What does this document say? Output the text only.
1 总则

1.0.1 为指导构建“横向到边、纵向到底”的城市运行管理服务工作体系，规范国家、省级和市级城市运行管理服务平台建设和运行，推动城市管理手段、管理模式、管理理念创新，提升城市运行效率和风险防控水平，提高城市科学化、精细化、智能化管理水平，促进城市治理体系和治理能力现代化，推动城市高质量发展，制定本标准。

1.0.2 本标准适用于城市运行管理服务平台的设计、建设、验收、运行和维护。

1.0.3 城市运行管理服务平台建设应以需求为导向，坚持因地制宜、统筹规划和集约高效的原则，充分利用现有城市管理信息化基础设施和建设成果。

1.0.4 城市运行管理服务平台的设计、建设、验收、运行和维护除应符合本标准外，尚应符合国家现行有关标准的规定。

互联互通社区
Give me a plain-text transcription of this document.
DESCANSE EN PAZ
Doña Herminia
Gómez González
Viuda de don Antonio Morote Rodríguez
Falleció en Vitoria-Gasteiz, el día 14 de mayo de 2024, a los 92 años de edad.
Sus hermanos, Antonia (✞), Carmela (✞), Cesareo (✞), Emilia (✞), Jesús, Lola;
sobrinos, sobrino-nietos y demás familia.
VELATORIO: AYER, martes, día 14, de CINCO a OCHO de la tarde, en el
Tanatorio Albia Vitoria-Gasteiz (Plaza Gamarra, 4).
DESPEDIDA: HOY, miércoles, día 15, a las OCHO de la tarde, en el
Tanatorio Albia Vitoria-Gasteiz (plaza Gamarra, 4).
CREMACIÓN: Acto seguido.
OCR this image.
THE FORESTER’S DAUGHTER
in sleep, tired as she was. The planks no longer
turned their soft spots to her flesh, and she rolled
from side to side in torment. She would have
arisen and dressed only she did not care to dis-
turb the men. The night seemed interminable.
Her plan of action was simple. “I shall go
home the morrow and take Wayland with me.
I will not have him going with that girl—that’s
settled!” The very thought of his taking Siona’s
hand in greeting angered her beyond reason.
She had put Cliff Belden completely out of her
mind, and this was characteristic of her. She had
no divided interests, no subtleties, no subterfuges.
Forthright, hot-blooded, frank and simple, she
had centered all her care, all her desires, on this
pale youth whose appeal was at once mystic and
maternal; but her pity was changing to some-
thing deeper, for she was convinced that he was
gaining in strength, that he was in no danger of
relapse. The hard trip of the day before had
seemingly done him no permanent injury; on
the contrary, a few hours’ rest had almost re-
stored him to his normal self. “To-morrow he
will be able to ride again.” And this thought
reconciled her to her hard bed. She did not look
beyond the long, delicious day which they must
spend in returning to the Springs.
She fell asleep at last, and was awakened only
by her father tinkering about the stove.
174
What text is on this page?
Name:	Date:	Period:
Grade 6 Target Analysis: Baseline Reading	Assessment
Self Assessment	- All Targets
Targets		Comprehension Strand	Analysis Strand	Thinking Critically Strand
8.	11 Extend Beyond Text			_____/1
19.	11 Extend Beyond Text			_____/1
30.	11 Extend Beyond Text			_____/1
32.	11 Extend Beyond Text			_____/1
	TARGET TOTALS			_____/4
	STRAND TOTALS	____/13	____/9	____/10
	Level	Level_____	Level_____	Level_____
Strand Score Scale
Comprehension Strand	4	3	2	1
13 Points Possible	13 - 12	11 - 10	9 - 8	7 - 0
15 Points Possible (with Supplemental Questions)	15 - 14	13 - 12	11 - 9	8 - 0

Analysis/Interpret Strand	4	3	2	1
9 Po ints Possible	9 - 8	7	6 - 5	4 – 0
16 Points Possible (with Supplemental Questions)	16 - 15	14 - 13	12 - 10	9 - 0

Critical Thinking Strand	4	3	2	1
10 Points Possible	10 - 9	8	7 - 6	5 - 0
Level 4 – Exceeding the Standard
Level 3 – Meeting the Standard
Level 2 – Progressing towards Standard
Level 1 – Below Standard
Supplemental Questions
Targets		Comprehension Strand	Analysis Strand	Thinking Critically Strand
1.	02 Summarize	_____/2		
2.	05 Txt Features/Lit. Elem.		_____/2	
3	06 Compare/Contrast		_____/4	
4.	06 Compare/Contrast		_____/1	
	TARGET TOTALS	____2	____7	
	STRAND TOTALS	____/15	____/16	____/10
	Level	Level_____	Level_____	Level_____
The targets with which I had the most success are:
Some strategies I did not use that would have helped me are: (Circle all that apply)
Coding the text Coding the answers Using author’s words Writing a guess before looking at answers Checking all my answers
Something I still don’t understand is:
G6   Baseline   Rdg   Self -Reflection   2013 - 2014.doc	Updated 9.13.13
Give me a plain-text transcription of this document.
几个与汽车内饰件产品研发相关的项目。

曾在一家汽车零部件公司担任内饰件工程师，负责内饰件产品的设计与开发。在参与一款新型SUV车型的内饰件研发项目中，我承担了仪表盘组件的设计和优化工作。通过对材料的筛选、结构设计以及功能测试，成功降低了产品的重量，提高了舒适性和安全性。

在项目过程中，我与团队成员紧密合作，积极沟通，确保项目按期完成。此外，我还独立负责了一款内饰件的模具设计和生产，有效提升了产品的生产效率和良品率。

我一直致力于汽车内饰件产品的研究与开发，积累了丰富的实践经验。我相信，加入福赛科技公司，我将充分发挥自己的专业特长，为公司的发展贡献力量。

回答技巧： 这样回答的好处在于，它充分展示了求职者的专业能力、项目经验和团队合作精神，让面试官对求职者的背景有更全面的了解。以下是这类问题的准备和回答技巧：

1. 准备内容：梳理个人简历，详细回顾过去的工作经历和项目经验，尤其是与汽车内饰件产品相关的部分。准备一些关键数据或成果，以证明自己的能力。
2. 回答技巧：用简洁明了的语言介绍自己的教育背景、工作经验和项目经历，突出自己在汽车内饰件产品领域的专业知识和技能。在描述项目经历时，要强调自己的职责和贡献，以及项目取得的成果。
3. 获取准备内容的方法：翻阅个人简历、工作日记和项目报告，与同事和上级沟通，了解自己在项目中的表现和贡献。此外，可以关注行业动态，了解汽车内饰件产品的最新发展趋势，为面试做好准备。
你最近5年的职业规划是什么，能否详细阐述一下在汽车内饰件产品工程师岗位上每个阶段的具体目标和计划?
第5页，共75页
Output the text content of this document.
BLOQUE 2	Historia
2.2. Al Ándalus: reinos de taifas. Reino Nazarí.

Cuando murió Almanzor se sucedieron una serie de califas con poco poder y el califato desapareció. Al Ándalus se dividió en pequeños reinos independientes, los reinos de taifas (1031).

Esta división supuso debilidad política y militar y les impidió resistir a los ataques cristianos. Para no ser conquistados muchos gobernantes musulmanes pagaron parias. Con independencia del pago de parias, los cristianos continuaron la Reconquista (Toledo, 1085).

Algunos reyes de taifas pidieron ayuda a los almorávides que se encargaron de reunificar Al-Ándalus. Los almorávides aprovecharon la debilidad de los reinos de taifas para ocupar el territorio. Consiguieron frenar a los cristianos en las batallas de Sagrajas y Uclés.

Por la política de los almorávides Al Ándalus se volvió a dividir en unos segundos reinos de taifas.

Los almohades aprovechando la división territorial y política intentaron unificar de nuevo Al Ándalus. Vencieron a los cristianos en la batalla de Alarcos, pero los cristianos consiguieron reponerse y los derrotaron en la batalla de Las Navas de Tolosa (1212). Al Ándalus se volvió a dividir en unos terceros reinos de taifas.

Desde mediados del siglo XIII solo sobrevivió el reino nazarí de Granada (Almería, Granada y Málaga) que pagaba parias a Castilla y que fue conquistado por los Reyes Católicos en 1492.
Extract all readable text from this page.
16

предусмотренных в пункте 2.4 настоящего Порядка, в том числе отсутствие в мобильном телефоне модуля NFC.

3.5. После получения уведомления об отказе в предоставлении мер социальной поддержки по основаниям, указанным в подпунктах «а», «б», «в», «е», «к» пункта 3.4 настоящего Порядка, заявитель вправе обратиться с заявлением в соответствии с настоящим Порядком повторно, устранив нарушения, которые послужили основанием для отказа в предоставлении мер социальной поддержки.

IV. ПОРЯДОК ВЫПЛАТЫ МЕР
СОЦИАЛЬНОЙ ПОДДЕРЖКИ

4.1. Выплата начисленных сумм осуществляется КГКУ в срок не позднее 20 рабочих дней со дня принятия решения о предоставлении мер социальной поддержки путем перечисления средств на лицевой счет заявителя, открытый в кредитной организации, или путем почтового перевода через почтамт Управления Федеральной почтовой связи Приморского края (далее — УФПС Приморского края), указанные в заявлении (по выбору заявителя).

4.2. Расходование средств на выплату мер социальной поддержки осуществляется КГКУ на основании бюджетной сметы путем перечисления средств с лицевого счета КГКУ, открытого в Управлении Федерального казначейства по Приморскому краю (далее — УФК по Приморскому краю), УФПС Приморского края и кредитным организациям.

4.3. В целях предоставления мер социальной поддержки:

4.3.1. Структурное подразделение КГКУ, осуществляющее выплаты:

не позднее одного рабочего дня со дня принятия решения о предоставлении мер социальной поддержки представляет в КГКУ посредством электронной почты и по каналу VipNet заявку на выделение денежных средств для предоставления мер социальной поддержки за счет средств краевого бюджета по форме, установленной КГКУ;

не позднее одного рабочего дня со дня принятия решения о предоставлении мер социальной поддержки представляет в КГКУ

# [GOAL OF THE EXERCISE]
Determine the number of lines in these entries that contain the word "представляет", and write only that number.

# [SOLUTION BELOW]
2